GOAL
Extract the complete listing and output it unchanged.

Data entries:

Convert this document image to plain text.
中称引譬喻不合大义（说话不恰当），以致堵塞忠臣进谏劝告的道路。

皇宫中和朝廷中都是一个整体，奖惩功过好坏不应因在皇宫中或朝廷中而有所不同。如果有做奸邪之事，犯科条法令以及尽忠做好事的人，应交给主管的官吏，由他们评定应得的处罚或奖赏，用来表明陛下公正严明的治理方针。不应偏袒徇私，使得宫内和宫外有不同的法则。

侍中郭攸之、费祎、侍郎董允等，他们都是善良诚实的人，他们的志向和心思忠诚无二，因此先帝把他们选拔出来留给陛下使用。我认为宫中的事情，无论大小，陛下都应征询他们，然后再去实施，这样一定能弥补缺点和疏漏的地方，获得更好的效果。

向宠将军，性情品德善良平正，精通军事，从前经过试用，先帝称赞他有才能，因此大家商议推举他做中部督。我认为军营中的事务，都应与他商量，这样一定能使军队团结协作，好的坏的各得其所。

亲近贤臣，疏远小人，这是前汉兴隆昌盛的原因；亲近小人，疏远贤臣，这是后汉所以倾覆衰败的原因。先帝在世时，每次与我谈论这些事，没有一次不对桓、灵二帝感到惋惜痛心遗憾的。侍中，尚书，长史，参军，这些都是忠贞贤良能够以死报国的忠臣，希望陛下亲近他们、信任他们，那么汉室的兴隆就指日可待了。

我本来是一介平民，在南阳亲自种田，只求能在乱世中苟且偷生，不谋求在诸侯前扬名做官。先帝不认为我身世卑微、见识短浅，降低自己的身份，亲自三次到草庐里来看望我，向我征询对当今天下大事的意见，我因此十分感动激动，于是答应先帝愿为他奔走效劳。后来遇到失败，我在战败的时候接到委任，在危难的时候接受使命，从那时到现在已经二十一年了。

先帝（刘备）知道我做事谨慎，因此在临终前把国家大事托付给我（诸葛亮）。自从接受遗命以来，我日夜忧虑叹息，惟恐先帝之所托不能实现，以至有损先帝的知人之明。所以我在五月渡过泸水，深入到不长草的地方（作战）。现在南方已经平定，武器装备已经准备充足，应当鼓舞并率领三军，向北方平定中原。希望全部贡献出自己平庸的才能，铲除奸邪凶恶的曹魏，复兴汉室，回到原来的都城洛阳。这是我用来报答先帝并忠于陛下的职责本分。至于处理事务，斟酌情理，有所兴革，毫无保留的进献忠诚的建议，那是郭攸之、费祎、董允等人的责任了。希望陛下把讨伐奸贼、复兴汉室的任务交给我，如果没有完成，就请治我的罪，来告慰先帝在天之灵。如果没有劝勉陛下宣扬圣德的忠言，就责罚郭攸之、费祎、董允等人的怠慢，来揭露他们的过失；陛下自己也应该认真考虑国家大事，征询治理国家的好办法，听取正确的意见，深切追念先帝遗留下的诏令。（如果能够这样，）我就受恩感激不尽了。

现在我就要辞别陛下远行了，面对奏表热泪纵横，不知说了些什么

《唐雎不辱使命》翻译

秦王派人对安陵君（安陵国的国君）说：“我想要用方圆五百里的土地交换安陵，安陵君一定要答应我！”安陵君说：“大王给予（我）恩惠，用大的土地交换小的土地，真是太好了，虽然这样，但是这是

REPLY
Convert this document image to plain text.
中称引譬喻不合大义（说话不恰当），以致堵塞忠臣进谏劝告的道路。

皇宫中和朝廷中都是一个整体，奖惩功过好坏不应因在皇宫中或朝廷中而有所不同。如果有做奸邪之事，犯科条法令以及尽忠做好事的人，应交给主管的官吏，由他们评定应得的处罚或奖赏，用来表明陛下公正严明的治理方针。不应偏袒徇私，使得宫内和宫外有不同的法则。

侍中郭攸之、费祎、侍郎董允等，他们都是善良诚实的人，他们的志向和心思忠诚无二，因此先帝把他们选拔出来留给陛下使用。我认为宫中的事情，无论大小，陛下都应征询他们，然后再去实施，这样一定能弥补缺点和疏漏的地方，获得更好的效果。

向宠将军，性情品德善良平正，精通军事，从前经过试用，先帝称赞他有才能，因此大家商议推举他做中部督。我认为军营中的事务，都应与他商量，这样一定能使军队团结协作，好的坏的各得其所。

亲近贤臣，疏远小人，这是前汉兴隆昌盛的原因；亲近小人，疏远贤臣，这是后汉所以倾覆衰败的原因。先帝在世时，每次与我谈论这些事，没有一次不对桓、灵二帝感到惋惜痛心遗憾的。侍中，尚书，长史，参军，这些都是忠贞贤良能够以死报国的忠臣，希望陛下亲近他们、信任他们，那么汉室的兴隆就指日可待了。

我本来是一介平民，在南阳亲自种田，只求能在乱世中苟且偷生，不谋求在诸侯前扬名做官。先帝不认为我身世卑微、见识短浅，降低自己的身份，亲自三次到草庐里来看望我，向我征询对当今天下大事的意见，我因此十分感动激动，于是答应先帝愿为他奔走效劳。后来遇到失败，我在战败的时候接到委任，在危难的时候接受使命，从那时到现在已经二十一年了。

先帝（刘备）知道我做事谨慎，因此在临终前把国家大事托付给我（诸葛亮）。自从接受遗命以来，我日夜忧虑叹息，惟恐先帝之所托不能实现，以至有损先帝的知人之明。所以我在五月渡过泸水，深入到不长草的地方（作战）。现在南方已经平定，武器装备已经准备充足，应当鼓舞并率领三军，向北方平定中原。希望全部贡献出自己平庸的才能，铲除奸邪凶恶的曹魏，复兴汉室，回到原来的都城洛阳。这是我用来报答先帝并忠于陛下的职责本分。至于处理事务，斟酌情理，有所兴革，毫无保留的进献忠诚的建议，那是郭攸之、费祎、董允等人的责任了。希望陛下把讨伐奸贼、复兴汉室的任务交给我，如果没有完成，就请治我的罪，来告慰先帝在天之灵。如果没有劝勉陛下宣扬圣德的忠言，就责罚郭攸之、费祎、董允等人的怠慢，来揭露他们的过失；陛下自己也应该认真考虑国家大事，征询治理国家的好办法，听取正确的意见，深切追念先帝遗留下的诏令。（如果能够这样，）我就受恩感激不尽了。

现在我就要辞别陛下远行了，面对奏表热泪纵横，不知说了些什么

《唐雎不辱使命》翻译

秦王派人对安陵君（安陵国的国君）说：“我想要用方圆五百里的土地交换安陵，安陵君一定要答应我！”安陵君说：“大王给予（我）恩惠，用大的土地交换小的土地，真是太好了，虽然这样，但是这是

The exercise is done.